(begin)

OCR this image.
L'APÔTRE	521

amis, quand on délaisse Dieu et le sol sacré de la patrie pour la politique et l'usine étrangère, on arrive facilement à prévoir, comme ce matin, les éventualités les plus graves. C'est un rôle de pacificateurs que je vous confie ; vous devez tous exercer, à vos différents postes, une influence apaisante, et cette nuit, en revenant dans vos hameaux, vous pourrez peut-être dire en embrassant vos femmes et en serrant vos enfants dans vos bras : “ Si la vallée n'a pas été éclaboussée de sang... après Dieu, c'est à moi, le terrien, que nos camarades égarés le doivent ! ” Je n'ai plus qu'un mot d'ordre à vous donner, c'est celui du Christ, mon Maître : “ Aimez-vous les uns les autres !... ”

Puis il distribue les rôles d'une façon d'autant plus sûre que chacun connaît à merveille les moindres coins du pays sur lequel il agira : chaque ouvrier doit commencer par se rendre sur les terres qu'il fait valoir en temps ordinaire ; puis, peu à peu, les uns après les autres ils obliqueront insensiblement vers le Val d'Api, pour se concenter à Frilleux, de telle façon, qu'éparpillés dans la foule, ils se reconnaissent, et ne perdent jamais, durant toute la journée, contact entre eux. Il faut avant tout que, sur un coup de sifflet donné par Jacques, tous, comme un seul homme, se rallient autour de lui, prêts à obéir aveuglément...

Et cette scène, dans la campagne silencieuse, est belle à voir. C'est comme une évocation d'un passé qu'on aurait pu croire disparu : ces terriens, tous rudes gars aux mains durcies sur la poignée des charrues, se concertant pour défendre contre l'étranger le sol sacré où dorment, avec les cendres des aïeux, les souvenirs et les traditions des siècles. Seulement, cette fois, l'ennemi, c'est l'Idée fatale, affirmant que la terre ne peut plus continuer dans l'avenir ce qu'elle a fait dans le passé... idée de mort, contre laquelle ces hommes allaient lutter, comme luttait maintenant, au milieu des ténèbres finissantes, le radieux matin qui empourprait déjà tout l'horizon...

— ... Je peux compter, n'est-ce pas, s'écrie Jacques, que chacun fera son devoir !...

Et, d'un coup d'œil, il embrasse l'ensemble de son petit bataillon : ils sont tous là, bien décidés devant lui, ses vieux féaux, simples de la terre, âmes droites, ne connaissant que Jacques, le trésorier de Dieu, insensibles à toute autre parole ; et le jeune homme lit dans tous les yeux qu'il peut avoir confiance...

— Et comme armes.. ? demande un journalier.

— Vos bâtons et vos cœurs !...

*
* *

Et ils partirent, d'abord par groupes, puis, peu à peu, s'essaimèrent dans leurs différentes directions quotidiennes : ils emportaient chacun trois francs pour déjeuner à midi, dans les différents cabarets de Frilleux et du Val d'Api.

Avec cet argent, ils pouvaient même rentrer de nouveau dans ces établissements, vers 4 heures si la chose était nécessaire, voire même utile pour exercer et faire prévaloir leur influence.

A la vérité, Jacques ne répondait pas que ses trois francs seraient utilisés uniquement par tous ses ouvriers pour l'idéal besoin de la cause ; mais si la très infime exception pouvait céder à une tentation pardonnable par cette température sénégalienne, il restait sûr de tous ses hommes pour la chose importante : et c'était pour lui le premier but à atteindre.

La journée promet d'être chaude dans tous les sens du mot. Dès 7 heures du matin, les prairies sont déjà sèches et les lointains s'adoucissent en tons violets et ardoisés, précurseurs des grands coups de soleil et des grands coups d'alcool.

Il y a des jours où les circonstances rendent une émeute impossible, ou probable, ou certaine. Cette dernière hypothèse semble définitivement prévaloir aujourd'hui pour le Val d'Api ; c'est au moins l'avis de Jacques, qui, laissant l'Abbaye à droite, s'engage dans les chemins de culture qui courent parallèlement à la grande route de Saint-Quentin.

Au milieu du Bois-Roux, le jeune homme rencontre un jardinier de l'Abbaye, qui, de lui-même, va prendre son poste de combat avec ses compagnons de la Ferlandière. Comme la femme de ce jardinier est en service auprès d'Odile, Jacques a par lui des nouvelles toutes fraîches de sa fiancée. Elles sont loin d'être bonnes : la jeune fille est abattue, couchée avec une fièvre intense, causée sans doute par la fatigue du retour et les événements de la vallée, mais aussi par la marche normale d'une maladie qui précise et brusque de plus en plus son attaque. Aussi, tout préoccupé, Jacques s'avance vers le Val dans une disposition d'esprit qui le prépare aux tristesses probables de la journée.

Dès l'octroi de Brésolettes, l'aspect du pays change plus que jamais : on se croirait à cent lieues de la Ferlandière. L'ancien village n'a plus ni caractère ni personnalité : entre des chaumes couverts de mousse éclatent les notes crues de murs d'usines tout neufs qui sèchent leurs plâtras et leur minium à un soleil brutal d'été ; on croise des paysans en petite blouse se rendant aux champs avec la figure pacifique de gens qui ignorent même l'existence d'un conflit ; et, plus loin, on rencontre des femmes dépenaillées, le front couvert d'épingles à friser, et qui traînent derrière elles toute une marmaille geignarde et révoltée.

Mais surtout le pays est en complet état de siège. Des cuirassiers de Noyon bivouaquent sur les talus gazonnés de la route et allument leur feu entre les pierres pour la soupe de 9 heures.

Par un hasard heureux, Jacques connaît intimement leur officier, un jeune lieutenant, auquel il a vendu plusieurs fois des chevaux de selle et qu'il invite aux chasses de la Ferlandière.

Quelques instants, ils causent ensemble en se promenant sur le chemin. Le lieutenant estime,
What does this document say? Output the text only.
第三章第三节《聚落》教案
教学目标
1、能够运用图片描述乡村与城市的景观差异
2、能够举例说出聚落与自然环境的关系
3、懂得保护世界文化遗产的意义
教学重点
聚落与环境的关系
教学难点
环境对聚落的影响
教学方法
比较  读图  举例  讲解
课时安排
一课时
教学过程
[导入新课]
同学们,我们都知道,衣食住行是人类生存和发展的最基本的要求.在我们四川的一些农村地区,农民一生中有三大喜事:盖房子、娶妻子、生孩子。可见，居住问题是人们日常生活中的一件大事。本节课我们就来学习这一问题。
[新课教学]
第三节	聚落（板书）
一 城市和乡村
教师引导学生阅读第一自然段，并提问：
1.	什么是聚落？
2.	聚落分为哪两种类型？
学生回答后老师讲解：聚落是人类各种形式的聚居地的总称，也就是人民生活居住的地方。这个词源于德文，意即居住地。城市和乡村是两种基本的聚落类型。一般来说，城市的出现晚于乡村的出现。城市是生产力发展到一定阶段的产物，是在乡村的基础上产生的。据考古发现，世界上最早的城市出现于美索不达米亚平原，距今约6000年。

(end)

Quote every record above exactly.

(EXERCISE SOLUTION):
OCR this image.
L'APÔTRE	521

amis, quand on délaisse Dieu et le sol sacré de la patrie pour la politique et l'usine étrangère, on arrive facilement à prévoir, comme ce matin, les éventualités les plus graves. C'est un rôle de pacificateurs que je vous confie ; vous devez tous exercer, à vos différents postes, une influence apaisante, et cette nuit, en revenant dans vos hameaux, vous pourrez peut-être dire en embrassant vos femmes et en serrant vos enfants dans vos bras : “ Si la vallée n'a pas été éclaboussée de sang... après Dieu, c'est à moi, le terrien, que nos camarades égarés le doivent ! ” Je n'ai plus qu'un mot d'ordre à vous donner, c'est celui du Christ, mon Maître : “ Aimez-vous les uns les autres !... ”

Puis il distribue les rôles d'une façon d'autant plus sûre que chacun connaît à merveille les moindres coins du pays sur lequel il agira : chaque ouvrier doit commencer par se rendre sur les terres qu'il fait valoir en temps ordinaire ; puis, peu à peu, les uns après les autres ils obliqueront insensiblement vers le Val d'Api, pour se concenter à Frilleux, de telle façon, qu'éparpillés dans la foule, ils se reconnaissent, et ne perdent jamais, durant toute la journée, contact entre eux. Il faut avant tout que, sur un coup de sifflet donné par Jacques, tous, comme un seul homme, se rallient autour de lui, prêts à obéir aveuglément...

Et cette scène, dans la campagne silencieuse, est belle à voir. C'est comme une évocation d'un passé qu'on aurait pu croire disparu : ces terriens, tous rudes gars aux mains durcies sur la poignée des charrues, se concertant pour défendre contre l'étranger le sol sacré où dorment, avec les cendres des aïeux, les souvenirs et les traditions des siècles. Seulement, cette fois, l'ennemi, c'est l'Idée fatale, affirmant que la terre ne peut plus continuer dans l'avenir ce qu'elle a fait dans le passé... idée de mort, contre laquelle ces hommes allaient lutter, comme luttait maintenant, au milieu des ténèbres finissantes, le radieux matin qui empourprait déjà tout l'horizon...

— ... Je peux compter, n'est-ce pas, s'écrie Jacques, que chacun fera son devoir !...

Et, d'un coup d'œil, il embrasse l'ensemble de son petit bataillon : ils sont tous là, bien décidés devant lui, ses vieux féaux, simples de la terre, âmes droites, ne connaissant que Jacques, le trésorier de Dieu, insensibles à toute autre parole ; et le jeune homme lit dans tous les yeux qu'il peut avoir confiance...

— Et comme armes.. ? demande un journalier.

— Vos bâtons et vos cœurs !...

*
* *

Et ils partirent, d'abord par groupes, puis, peu à peu, s'essaimèrent dans leurs différentes directions quotidiennes : ils emportaient chacun trois francs pour déjeuner à midi, dans les différents cabarets de Frilleux et du Val d'Api.

Avec cet argent, ils pouvaient même rentrer de nouveau dans ces établissements, vers 4 heures si la chose était nécessaire, voire même utile pour exercer et faire prévaloir leur influence.

A la vérité, Jacques ne répondait pas que ses trois francs seraient utilisés uniquement par tous ses ouvriers pour l'idéal besoin de la cause ; mais si la très infime exception pouvait céder à une tentation pardonnable par cette température sénégalienne, il restait sûr de tous ses hommes pour la chose importante : et c'était pour lui le premier but à atteindre.

La journée promet d'être chaude dans tous les sens du mot. Dès 7 heures du matin, les prairies sont déjà sèches et les lointains s'adoucissent en tons violets et ardoisés, précurseurs des grands coups de soleil et des grands coups d'alcool.

Il y a des jours où les circonstances rendent une émeute impossible, ou probable, ou certaine. Cette dernière hypothèse semble définitivement prévaloir aujourd'hui pour le Val d'Api ; c'est au moins l'avis de Jacques, qui, laissant l'Abbaye à droite, s'engage dans les chemins de culture qui courent parallèlement à la grande route de Saint-Quentin.

Au milieu du Bois-Roux, le jeune homme rencontre un jardinier de l'Abbaye, qui, de lui-même, va prendre son poste de combat avec ses compagnons de la Ferlandière. Comme la femme de ce jardinier est en service auprès d'Odile, Jacques a par lui des nouvelles toutes fraîches de sa fiancée. Elles sont loin d'être bonnes : la jeune fille est abattue, couchée avec une fièvre intense, causée sans doute par la fatigue du retour et les événements de la vallée, mais aussi par la marche normale d'une maladie qui précise et brusque de plus en plus son attaque. Aussi, tout préoccupé, Jacques s'avance vers le Val dans une disposition d'esprit qui le prépare aux tristesses probables de la journée.

Dès l'octroi de Brésolettes, l'aspect du pays change plus que jamais : on se croirait à cent lieues de la Ferlandière. L'ancien village n'a plus ni caractère ni personnalité : entre des chaumes couverts de mousse éclatent les notes crues de murs d'usines tout neufs qui sèchent leurs plâtras et leur minium à un soleil brutal d'été ; on croise des paysans en petite blouse se rendant aux champs avec la figure pacifique de gens qui ignorent même l'existence d'un conflit ; et, plus loin, on rencontre des femmes dépenaillées, le front couvert d'épingles à friser, et qui traînent derrière elles toute une marmaille geignarde et révoltée.

Mais surtout le pays est en complet état de siège. Des cuirassiers de Noyon bivouaquent sur les talus gazonnés de la route et allument leur feu entre les pierres pour la soupe de 9 heures.

Par un hasard heureux, Jacques connaît intimement leur officier, un jeune lieutenant, auquel il a vendu plusieurs fois des chevaux de selle et qu'il invite aux chasses de la Ferlandière.

Quelques instants, ils causent ensemble en se promenant sur le chemin. Le lieutenant estime,
What does this document say? Output the text only.
第三章第三节《聚落》教案
教学目标
1、能够运用图片描述乡村与城市的景观差异
2、能够举例说出聚落与自然环境的关系
3、懂得保护世界文化遗产的意义
教学重点
聚落与环境的关系
教学难点
环境对聚落的影响
教学方法
比较  读图  举例  讲解
课时安排
一课时
教学过程
[导入新课]
同学们,我们都知道,衣食住行是人类生存和发展的最基本的要求.在我们四川的一些农村地区,农民一生中有三大喜事:盖房子、娶妻子、生孩子。可见，居住问题是人们日常生活中的一件大事。本节课我们就来学习这一问题。
[新课教学]
第三节	聚落（板书）
一 城市和乡村
教师引导学生阅读第一自然段，并提问：
1.	什么是聚落？
2.	聚落分为哪两种类型？
学生回答后老师讲解：聚落是人类各种形式的聚居地的总称，也就是人民生活居住的地方。这个词源于德文，意即居住地。城市和乡村是两种基本的聚落类型。一般来说，城市的出现晚于乡村的出现。城市是生产力发展到一定阶段的产物，是在乡村的基础上产生的。据考古发现，世界上最早的城市出现于美索不达米亚平原，距今约6000年。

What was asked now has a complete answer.